- What the exercise asks
List all lines in the material below that contain "angehoben".

Extracted data entries:

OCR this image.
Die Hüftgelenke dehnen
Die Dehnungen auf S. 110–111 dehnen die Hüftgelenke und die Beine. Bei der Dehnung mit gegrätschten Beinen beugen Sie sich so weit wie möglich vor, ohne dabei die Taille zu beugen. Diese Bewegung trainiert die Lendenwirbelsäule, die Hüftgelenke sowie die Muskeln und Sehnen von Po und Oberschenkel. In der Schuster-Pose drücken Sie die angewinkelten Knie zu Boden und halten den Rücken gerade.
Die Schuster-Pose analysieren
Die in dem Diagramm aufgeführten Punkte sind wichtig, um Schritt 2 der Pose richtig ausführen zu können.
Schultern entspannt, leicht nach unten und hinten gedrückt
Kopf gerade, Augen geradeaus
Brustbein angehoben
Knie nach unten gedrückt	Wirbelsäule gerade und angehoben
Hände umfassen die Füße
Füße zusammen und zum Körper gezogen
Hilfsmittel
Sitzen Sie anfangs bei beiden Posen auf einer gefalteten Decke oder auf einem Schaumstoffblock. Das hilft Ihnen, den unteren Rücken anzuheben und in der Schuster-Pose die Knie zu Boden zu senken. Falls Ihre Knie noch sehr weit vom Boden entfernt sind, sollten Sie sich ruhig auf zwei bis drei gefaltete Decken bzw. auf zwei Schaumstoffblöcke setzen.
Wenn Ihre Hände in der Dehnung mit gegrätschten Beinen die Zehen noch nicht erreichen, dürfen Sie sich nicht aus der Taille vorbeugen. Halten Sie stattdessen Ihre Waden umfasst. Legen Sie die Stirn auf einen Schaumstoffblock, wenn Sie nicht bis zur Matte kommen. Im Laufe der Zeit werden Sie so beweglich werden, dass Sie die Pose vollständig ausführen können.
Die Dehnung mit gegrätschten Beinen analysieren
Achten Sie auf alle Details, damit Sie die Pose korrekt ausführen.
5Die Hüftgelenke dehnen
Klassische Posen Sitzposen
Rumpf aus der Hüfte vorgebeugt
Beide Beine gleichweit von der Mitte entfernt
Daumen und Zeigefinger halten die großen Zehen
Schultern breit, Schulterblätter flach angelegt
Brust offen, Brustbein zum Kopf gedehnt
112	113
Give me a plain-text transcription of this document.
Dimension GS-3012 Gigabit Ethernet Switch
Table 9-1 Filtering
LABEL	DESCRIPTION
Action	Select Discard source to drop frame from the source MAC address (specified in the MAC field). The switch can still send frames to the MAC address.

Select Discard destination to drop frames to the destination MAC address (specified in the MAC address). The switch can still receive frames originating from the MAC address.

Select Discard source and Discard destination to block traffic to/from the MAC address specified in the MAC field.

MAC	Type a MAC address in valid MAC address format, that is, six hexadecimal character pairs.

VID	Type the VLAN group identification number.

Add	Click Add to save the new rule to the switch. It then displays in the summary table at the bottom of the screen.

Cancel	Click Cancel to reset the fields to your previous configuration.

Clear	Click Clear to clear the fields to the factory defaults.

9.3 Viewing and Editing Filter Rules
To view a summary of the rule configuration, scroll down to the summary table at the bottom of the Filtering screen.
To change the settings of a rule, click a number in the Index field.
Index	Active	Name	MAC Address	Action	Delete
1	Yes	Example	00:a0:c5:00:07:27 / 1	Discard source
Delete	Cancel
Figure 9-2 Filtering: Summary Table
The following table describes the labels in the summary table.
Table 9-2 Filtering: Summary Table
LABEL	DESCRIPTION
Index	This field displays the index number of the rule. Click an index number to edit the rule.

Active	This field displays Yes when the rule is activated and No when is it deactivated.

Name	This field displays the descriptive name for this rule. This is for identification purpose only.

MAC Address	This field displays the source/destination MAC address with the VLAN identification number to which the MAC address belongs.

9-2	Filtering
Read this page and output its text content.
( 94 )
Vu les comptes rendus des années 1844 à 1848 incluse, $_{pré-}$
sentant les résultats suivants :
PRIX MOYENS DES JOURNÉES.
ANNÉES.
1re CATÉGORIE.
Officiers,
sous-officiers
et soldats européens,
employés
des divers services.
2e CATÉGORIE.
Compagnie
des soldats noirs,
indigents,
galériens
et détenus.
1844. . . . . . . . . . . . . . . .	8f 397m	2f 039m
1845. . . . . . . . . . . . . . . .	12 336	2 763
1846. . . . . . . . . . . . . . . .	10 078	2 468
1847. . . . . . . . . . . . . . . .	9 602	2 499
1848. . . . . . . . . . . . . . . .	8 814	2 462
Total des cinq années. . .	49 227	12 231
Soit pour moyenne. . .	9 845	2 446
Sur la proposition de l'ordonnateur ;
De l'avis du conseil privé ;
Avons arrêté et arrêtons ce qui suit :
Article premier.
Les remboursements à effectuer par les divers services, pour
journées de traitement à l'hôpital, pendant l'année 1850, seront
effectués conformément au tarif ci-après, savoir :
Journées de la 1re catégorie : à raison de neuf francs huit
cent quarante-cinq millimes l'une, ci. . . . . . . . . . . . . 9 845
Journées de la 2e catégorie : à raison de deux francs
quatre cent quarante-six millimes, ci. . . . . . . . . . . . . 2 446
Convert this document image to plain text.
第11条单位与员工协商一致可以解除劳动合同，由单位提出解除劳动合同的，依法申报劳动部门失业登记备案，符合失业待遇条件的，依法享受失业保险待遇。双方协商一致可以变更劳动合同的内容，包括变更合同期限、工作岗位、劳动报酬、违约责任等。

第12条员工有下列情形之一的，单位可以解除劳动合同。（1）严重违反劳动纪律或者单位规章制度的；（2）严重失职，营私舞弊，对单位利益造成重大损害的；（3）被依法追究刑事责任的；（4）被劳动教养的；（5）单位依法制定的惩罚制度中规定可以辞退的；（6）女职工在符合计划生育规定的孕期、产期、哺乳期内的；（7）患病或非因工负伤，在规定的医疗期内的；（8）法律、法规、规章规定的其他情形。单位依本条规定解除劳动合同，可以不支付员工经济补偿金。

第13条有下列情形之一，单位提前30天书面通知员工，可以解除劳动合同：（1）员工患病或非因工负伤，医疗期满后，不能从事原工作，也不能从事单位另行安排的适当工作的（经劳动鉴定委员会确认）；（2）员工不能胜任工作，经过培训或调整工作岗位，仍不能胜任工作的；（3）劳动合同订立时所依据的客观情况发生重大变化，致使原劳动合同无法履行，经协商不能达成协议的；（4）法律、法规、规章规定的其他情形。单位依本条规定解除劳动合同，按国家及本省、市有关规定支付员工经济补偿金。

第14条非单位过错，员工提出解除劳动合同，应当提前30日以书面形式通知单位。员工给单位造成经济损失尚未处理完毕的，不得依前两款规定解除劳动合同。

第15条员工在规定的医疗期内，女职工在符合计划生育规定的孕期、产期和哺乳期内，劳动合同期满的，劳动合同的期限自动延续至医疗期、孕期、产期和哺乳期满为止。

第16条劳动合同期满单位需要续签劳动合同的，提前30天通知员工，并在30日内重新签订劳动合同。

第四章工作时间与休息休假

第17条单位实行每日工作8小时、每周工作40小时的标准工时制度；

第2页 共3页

- Correct output
Brustbein angehoben
Knie nach unten gedrückt	Wirbelsäule gerade und angehoben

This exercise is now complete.